__Work required__: Would you write out the listing verbatim and skip every picture in it?

__Dataset items__:
──────────

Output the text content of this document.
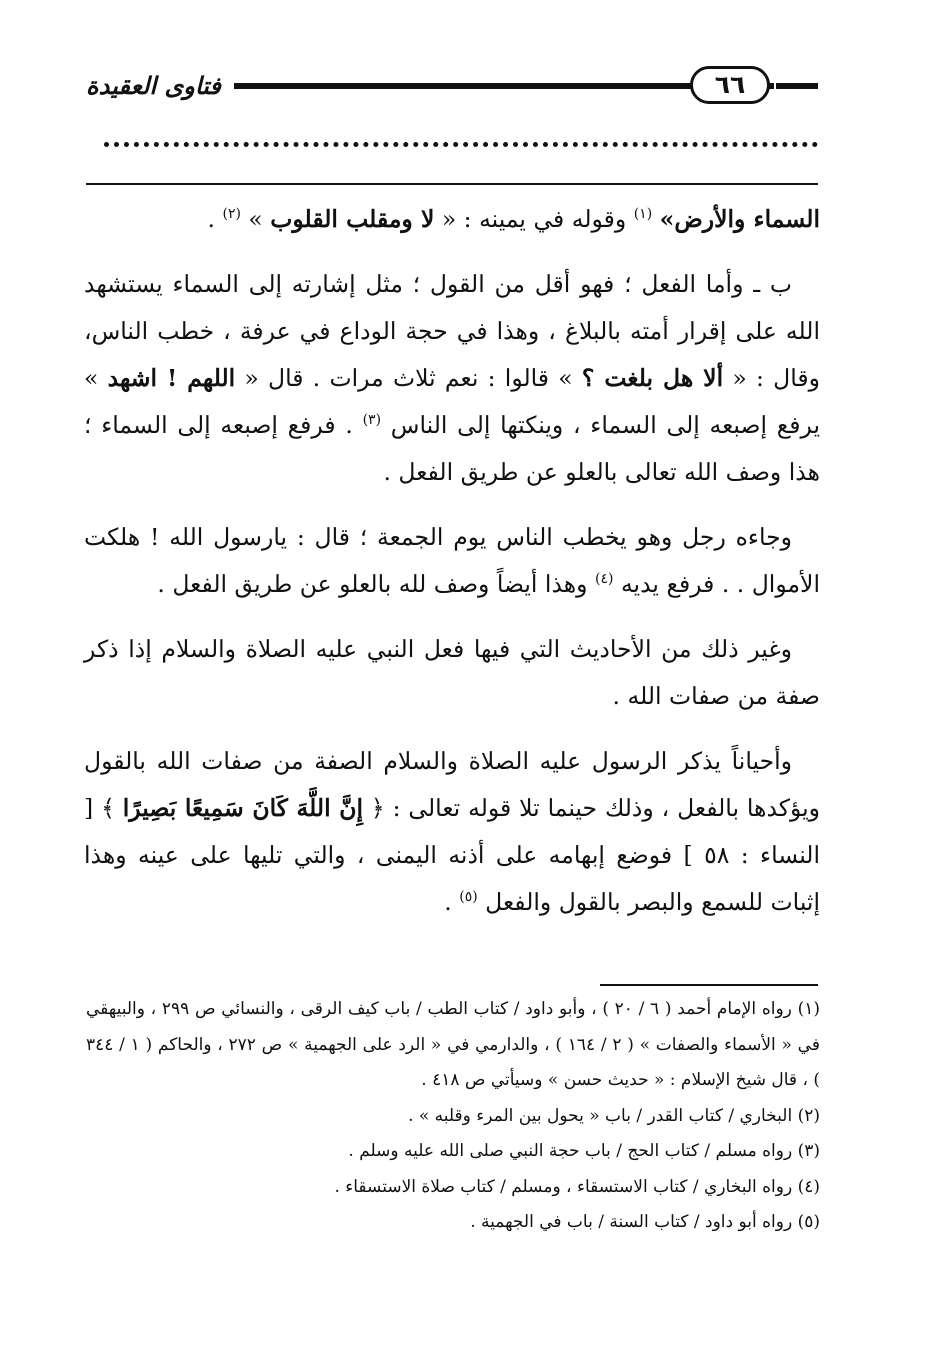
فتاوى العقيدة	٦٦

السماء والأرض» $^{(١)}$ وقوله في يمينه : « لا ومقلب القلوب » $^{(٢)}$ .

ب ـ وأما الفعل ؛ فهو أقل من القول ؛ مثل إشارته إلى السماء يستشهد الله على إقرار أمته بالبلاغ ، وهذا في حجة الوداع في عرفة ، خطب الناس، وقال : « ألا هل بلغت ؟ » قالوا : نعم ثلاث مرات . قال « اللهم ! اشهد » يرفع إصبعه إلى السماء ، وينكتها إلى الناس $^{(٣)}$ . فرفع إصبعه إلى السماء ؛ هذا وصف الله تعالى بالعلو عن طريق الفعل .

وجاءه رجل وهو يخطب الناس يوم الجمعة ؛ قال : يارسول الله ! هلكت الأموال . . فرفع يديه $^{(٤)}$ وهذا أيضاً وصف لله بالعلو عن طريق الفعل .

وغير ذلك من الأحاديث التي فيها فعل النبي عليه الصلاة والسلام إذا ذكر صفة من صفات الله .

وأحياناً يذكر الرسول عليه الصلاة والسلام الصفة من صفات الله بالقول ويؤكدها بالفعل ، وذلك حينما تلا قوله تعالى : ﴿ إِنَّ اللَّهَ كَانَ سَمِيعًا بَصِيرًا ﴾ [ النساء : ٥٨ ] فوضع إبهامه على أذنه اليمنى ، والتي تليها على عينه وهذا إثبات للسمع والبصر بالقول والفعل $^{(٥)}$ .

(١) رواه الإمام أحمد ( ٦ / ٢٠ ) ، وأبو داود / كتاب الطب / باب كيف الرقى ، والنسائي ص ٢٩٩ ، والبيهقي في « الأسماء والصفات » ( ٢ / ١٦٤ ) ، والدارمي في « الرد على الجهمية » ص ٢٧٢ ، والحاكم ( ١ / ٣٤٤ ) ، قال شيخ الإسلام : « حديث حسن » وسيأتي ص ٤١٨ .

(٢) البخاري / كتاب القدر / باب « يحول بين المرء وقلبه » .

(٣) رواه مسلم / كتاب الحج / باب حجة النبي صلى الله عليه وسلم .

(٤) رواه البخاري / كتاب الاستسقاء ، ومسلم / كتاب صلاة الاستسقاء .

(٥) رواه أبو داود / كتاب السنة / باب في الجهمية .
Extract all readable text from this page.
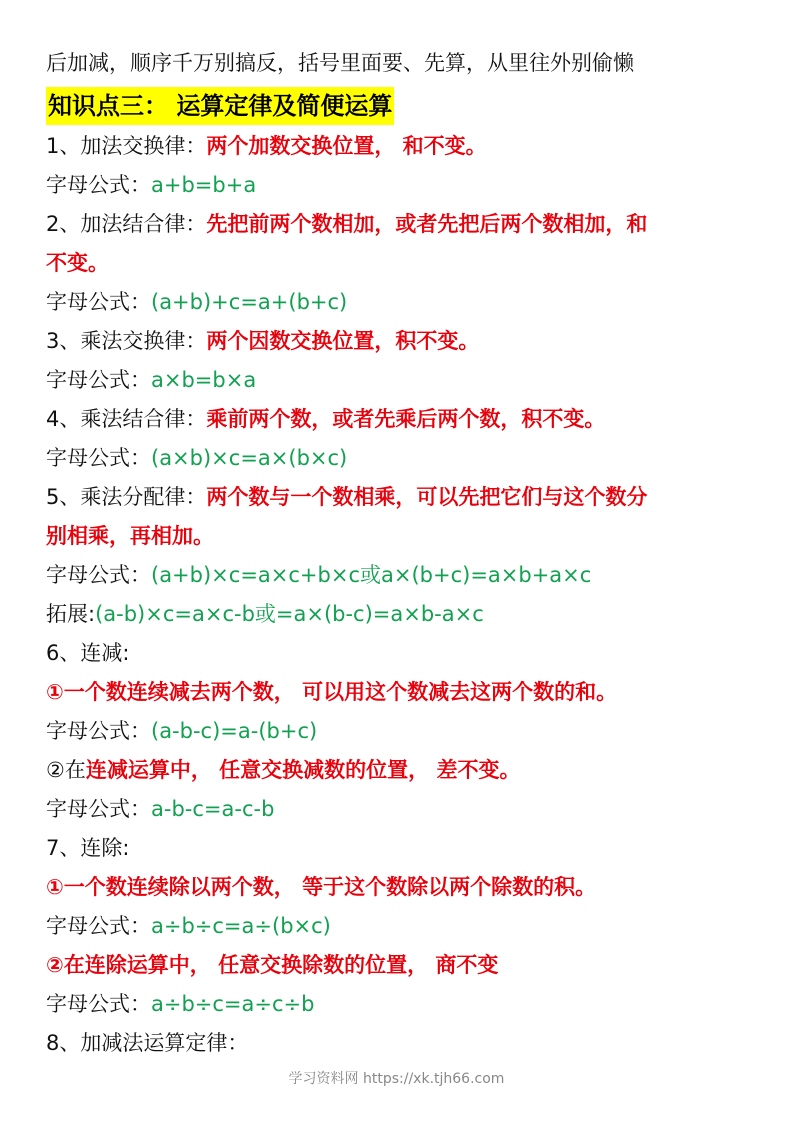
后加减，顺序千万别搞反，括号里面要、先算，从里往外别偷懒
知识点三： 运算定律及简便运算
1、加法交换律：两个加数交换位置， 和不变。
字母公式：a+b=b+a
2、加法结合律：先把前两个数相加，或者先把后两个数相加，和
不变。
字母公式：(a+b)+c=a+(b+c)
3、乘法交换律：两个因数交换位置，积不变。
字母公式：a×b=b×a
4、乘法结合律：乘前两个数，或者先乘后两个数，积不变。
字母公式：(a×b)×c=a×(b×c)
5、乘法分配律：两个数与一个数相乘，可以先把它们与这个数分
别相乘，再相加。
字母公式：(a+b)×c=a×c+b×c或a×(b+c)=a×b+a×c
拓展:(a-b)×c=a×c-b或=a×(b-c)=a×b-a×c
6、连减:
①一个数连续减去两个数， 可以用这个数减去这两个数的和。
字母公式：(a-b-c)=a-(b+c)
②在连减运算中， 任意交换减数的位置， 差不变。
字母公式：a-b-c=a-c-b
7、连除:
①一个数连续除以两个数， 等于这个数除以两个除数的积。
字母公式：a÷b÷c=a÷(b×c)
②在连除运算中， 任意交换除数的位置， 商不变
字母公式：a÷b÷c=a÷c÷b
8、加减法运算定律：
学习资料网 https://xk.tjh66.com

──────────

__Correct answer__:
Output the text content of this document.
فتاوى العقيدة	٦٦

السماء والأرض» $^{(١)}$ وقوله في يمينه : « لا ومقلب القلوب » $^{(٢)}$ .

ب ـ وأما الفعل ؛ فهو أقل من القول ؛ مثل إشارته إلى السماء يستشهد الله على إقرار أمته بالبلاغ ، وهذا في حجة الوداع في عرفة ، خطب الناس، وقال : « ألا هل بلغت ؟ » قالوا : نعم ثلاث مرات . قال « اللهم ! اشهد » يرفع إصبعه إلى السماء ، وينكتها إلى الناس $^{(٣)}$ . فرفع إصبعه إلى السماء ؛ هذا وصف الله تعالى بالعلو عن طريق الفعل .

وجاءه رجل وهو يخطب الناس يوم الجمعة ؛ قال : يارسول الله ! هلكت الأموال . . فرفع يديه $^{(٤)}$ وهذا أيضاً وصف لله بالعلو عن طريق الفعل .

وغير ذلك من الأحاديث التي فيها فعل النبي عليه الصلاة والسلام إذا ذكر صفة من صفات الله .

وأحياناً يذكر الرسول عليه الصلاة والسلام الصفة من صفات الله بالقول ويؤكدها بالفعل ، وذلك حينما تلا قوله تعالى : ﴿ إِنَّ اللَّهَ كَانَ سَمِيعًا بَصِيرًا ﴾ [ النساء : ٥٨ ] فوضع إبهامه على أذنه اليمنى ، والتي تليها على عينه وهذا إثبات للسمع والبصر بالقول والفعل $^{(٥)}$ .

(١) رواه الإمام أحمد ( ٦ / ٢٠ ) ، وأبو داود / كتاب الطب / باب كيف الرقى ، والنسائي ص ٢٩٩ ، والبيهقي في « الأسماء والصفات » ( ٢ / ١٦٤ ) ، والدارمي في « الرد على الجهمية » ص ٢٧٢ ، والحاكم ( ١ / ٣٤٤ ) ، قال شيخ الإسلام : « حديث حسن » وسيأتي ص ٤١٨ .

(٢) البخاري / كتاب القدر / باب « يحول بين المرء وقلبه » .

(٣) رواه مسلم / كتاب الحج / باب حجة النبي صلى الله عليه وسلم .

(٤) رواه البخاري / كتاب الاستسقاء ، ومسلم / كتاب صلاة الاستسقاء .

(٥) رواه أبو داود / كتاب السنة / باب في الجهمية .
Extract all readable text from this page.
后加减，顺序千万别搞反，括号里面要、先算，从里往外别偷懒
知识点三： 运算定律及简便运算
1、加法交换律：两个加数交换位置， 和不变。
字母公式：a+b=b+a
2、加法结合律：先把前两个数相加，或者先把后两个数相加，和
不变。
字母公式：(a+b)+c=a+(b+c)
3、乘法交换律：两个因数交换位置，积不变。
字母公式：a×b=b×a
4、乘法结合律：乘前两个数，或者先乘后两个数，积不变。
字母公式：(a×b)×c=a×(b×c)
5、乘法分配律：两个数与一个数相乘，可以先把它们与这个数分
别相乘，再相加。
字母公式：(a+b)×c=a×c+b×c或a×(b+c)=a×b+a×c
拓展:(a-b)×c=a×c-b或=a×(b-c)=a×b-a×c
6、连减:
①一个数连续减去两个数， 可以用这个数减去这两个数的和。
字母公式：(a-b-c)=a-(b+c)
②在连减运算中， 任意交换减数的位置， 差不变。
字母公式：a-b-c=a-c-b
7、连除:
①一个数连续除以两个数， 等于这个数除以两个除数的积。
字母公式：a÷b÷c=a÷(b×c)
②在连除运算中， 任意交换除数的位置， 商不变
字母公式：a÷b÷c=a÷c÷b
8、加减法运算定律：
学习资料网 https://xk.tjh66.com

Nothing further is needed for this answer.